• The task: Every line below should be copied exactly; drop the pictures.

• Data provided:

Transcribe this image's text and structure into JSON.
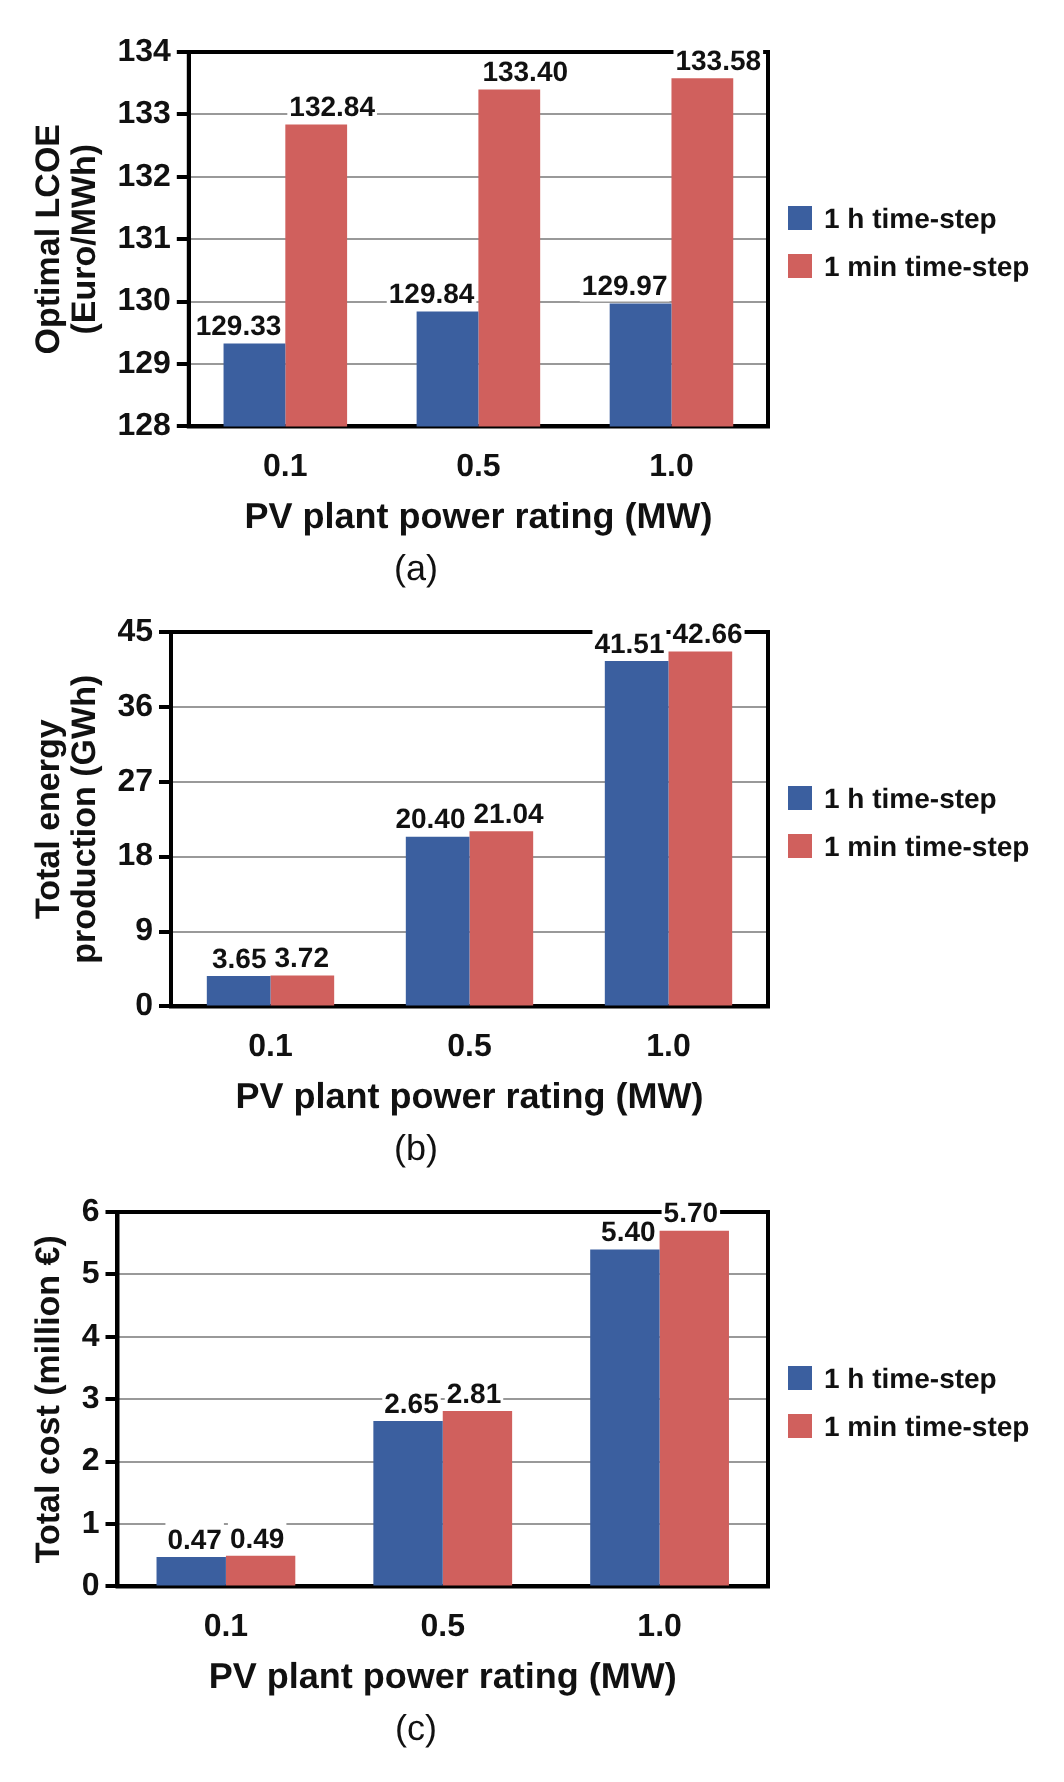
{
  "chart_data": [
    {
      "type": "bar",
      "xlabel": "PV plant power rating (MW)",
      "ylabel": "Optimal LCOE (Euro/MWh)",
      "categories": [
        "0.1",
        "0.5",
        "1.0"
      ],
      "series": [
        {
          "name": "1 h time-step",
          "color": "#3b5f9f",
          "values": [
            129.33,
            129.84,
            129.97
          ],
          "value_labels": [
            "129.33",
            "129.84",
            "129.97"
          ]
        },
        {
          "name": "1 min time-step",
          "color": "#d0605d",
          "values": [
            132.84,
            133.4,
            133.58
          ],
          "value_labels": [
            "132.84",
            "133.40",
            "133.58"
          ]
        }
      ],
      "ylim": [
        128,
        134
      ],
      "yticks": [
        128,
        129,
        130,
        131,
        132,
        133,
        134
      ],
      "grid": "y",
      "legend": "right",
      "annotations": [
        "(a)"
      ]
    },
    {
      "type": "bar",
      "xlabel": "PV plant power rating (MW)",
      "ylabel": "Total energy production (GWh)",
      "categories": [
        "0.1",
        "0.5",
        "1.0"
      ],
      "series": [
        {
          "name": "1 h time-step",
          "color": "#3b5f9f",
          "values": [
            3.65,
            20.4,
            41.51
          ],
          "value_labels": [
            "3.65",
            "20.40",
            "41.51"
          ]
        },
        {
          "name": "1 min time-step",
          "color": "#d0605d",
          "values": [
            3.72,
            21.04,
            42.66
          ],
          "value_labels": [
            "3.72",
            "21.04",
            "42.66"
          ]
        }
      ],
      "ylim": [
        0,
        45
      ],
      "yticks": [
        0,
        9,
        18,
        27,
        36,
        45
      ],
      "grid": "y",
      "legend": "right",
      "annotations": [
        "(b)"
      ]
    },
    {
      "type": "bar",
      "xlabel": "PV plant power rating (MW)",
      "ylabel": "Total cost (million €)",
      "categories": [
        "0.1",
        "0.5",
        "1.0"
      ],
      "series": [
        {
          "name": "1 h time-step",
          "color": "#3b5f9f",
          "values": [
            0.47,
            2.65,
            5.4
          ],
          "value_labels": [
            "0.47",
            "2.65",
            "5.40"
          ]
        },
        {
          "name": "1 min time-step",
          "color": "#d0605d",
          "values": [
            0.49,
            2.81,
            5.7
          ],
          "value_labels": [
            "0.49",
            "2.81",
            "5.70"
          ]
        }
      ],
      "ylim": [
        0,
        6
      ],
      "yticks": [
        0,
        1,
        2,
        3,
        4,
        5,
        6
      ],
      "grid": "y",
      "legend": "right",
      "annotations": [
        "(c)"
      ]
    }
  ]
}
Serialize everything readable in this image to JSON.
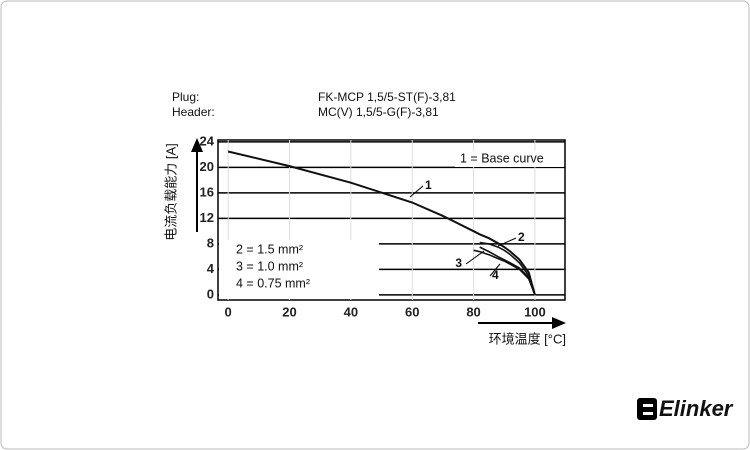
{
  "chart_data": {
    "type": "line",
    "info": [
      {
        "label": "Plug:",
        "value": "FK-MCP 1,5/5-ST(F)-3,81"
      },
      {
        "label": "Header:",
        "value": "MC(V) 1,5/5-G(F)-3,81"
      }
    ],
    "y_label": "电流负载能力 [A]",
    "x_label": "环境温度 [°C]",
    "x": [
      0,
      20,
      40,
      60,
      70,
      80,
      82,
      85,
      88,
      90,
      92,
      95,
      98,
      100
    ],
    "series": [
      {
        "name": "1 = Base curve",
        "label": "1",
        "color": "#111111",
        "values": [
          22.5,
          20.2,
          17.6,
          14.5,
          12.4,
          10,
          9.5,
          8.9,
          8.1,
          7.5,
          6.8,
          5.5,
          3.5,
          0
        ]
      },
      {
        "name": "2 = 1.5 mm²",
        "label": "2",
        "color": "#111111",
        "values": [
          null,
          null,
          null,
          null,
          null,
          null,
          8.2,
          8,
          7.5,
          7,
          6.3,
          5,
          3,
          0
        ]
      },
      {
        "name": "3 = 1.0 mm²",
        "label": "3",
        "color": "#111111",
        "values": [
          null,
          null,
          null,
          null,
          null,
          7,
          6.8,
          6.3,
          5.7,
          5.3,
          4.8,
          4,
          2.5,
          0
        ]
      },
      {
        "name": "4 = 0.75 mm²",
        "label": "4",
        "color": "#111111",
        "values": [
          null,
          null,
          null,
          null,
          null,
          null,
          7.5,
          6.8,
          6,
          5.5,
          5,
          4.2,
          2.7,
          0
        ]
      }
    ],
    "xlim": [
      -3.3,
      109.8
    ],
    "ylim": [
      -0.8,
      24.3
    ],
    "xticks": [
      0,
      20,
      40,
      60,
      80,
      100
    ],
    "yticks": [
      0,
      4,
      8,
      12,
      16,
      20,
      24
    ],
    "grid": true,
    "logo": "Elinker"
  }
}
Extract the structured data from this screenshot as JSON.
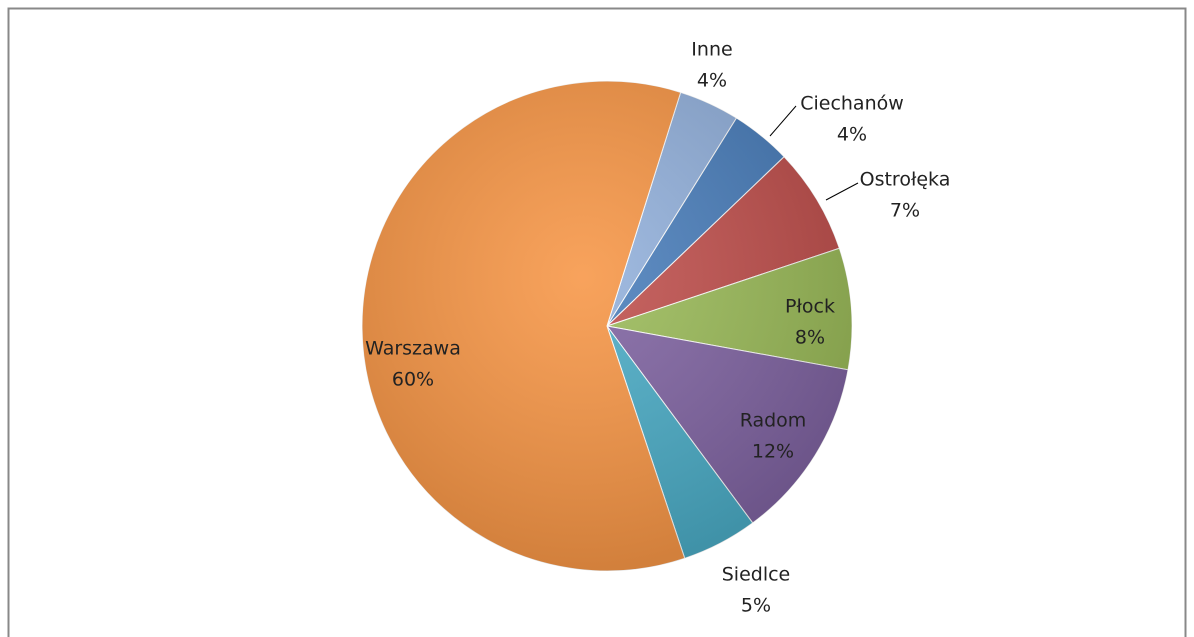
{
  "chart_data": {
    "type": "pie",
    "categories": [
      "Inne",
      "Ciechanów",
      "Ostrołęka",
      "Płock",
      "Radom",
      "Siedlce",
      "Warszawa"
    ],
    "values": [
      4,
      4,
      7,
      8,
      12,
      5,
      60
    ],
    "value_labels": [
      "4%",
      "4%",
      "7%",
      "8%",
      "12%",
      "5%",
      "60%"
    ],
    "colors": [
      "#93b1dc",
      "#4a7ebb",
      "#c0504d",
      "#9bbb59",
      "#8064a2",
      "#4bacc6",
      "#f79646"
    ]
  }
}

• Solution to the problem:
Transcribe this image's text and structure into JSON.
{
  "chart_data": [
    {
      "type": "bar",
      "xlabel": "PV plant power rating (MW)",
      "ylabel": "Optimal LCOE (Euro/MWh)",
      "categories": [
        "0.1",
        "0.5",
        "1.0"
      ],
      "series": [
        {
          "name": "1 h time-step",
          "color": "#3b5f9f",
          "values": [
            129.33,
            129.84,
            129.97
          ],
          "value_labels": [
            "129.33",
            "129.84",
            "129.97"
          ]
        },
        {
          "name": "1 min time-step",
          "color": "#d0605d",
          "values": [
            132.84,
            133.4,
            133.58
          ],
          "value_labels": [
            "132.84",
            "133.40",
            "133.58"
          ]
        }
      ],
      "ylim": [
        128,
        134
      ],
      "yticks": [
        128,
        129,
        130,
        131,
        132,
        133,
        134
      ],
      "grid": "y",
      "legend": "right",
      "annotations": [
        "(a)"
      ]
    },
    {
      "type": "bar",
      "xlabel": "PV plant power rating (MW)",
      "ylabel": "Total energy production (GWh)",
      "categories": [
        "0.1",
        "0.5",
        "1.0"
      ],
      "series": [
        {
          "name": "1 h time-step",
          "color": "#3b5f9f",
          "values": [
            3.65,
            20.4,
            41.51
          ],
          "value_labels": [
            "3.65",
            "20.40",
            "41.51"
          ]
        },
        {
          "name": "1 min time-step",
          "color": "#d0605d",
          "values": [
            3.72,
            21.04,
            42.66
          ],
          "value_labels": [
            "3.72",
            "21.04",
            "42.66"
          ]
        }
      ],
      "ylim": [
        0,
        45
      ],
      "yticks": [
        0,
        9,
        18,
        27,
        36,
        45
      ],
      "grid": "y",
      "legend": "right",
      "annotations": [
        "(b)"
      ]
    },
    {
      "type": "bar",
      "xlabel": "PV plant power rating (MW)",
      "ylabel": "Total cost (million €)",
      "categories": [
        "0.1",
        "0.5",
        "1.0"
      ],
      "series": [
        {
          "name": "1 h time-step",
          "color": "#3b5f9f",
          "values": [
            0.47,
            2.65,
            5.4
          ],
          "value_labels": [
            "0.47",
            "2.65",
            "5.40"
          ]
        },
        {
          "name": "1 min time-step",
          "color": "#d0605d",
          "values": [
            0.49,
            2.81,
            5.7
          ],
          "value_labels": [
            "0.49",
            "2.81",
            "5.70"
          ]
        }
      ],
      "ylim": [
        0,
        6
      ],
      "yticks": [
        0,
        1,
        2,
        3,
        4,
        5,
        6
      ],
      "grid": "y",
      "legend": "right",
      "annotations": [
        "(c)"
      ]
    }
  ]
}
Serialize everything readable in this image to JSON.
{
  "chart_data": {
    "type": "line",
    "info": [
      {
        "label": "Plug:",
        "value": "FK-MCP 1,5/5-ST(F)-3,81"
      },
      {
        "label": "Header:",
        "value": "MC(V) 1,5/5-G(F)-3,81"
      }
    ],
    "y_label": "电流负载能力 [A]",
    "x_label": "环境温度 [°C]",
    "x": [
      0,
      20,
      40,
      60,
      70,
      80,
      82,
      85,
      88,
      90,
      92,
      95,
      98,
      100
    ],
    "series": [
      {
        "name": "1 = Base curve",
        "label": "1",
        "color": "#111111",
        "values": [
          22.5,
          20.2,
          17.6,
          14.5,
          12.4,
          10,
          9.5,
          8.9,
          8.1,
          7.5,
          6.8,
          5.5,
          3.5,
          0
        ]
      },
      {
        "name": "2 = 1.5 mm²",
        "label": "2",
        "color": "#111111",
        "values": [
          null,
          null,
          null,
          null,
          null,
          null,
          8.2,
          8,
          7.5,
          7,
          6.3,
          5,
          3,
          0
        ]
      },
      {
        "name": "3 = 1.0 mm²",
        "label": "3",
        "color": "#111111",
        "values": [
          null,
          null,
          null,
          null,
          null,
          7,
          6.8,
          6.3,
          5.7,
          5.3,
          4.8,
          4,
          2.5,
          0
        ]
      },
      {
        "name": "4 = 0.75 mm²",
        "label": "4",
        "color": "#111111",
        "values": [
          null,
          null,
          null,
          null,
          null,
          null,
          7.5,
          6.8,
          6,
          5.5,
          5,
          4.2,
          2.7,
          0
        ]
      }
    ],
    "xlim": [
      -3.3,
      109.8
    ],
    "ylim": [
      -0.8,
      24.3
    ],
    "xticks": [
      0,
      20,
      40,
      60,
      80,
      100
    ],
    "yticks": [
      0,
      4,
      8,
      12,
      16,
      20,
      24
    ],
    "grid": true,
    "logo": "Elinker"
  }
}
Extract the structured data from this screenshot as JSON.
{
  "chart_data": {
    "type": "pie",
    "categories": [
      "Inne",
      "Ciechanów",
      "Ostrołęka",
      "Płock",
      "Radom",
      "Siedlce",
      "Warszawa"
    ],
    "values": [
      4,
      4,
      7,
      8,
      12,
      5,
      60
    ],
    "value_labels": [
      "4%",
      "4%",
      "7%",
      "8%",
      "12%",
      "5%",
      "60%"
    ],
    "colors": [
      "#93b1dc",
      "#4a7ebb",
      "#c0504d",
      "#9bbb59",
      "#8064a2",
      "#4bacc6",
      "#f79646"
    ]
  }
}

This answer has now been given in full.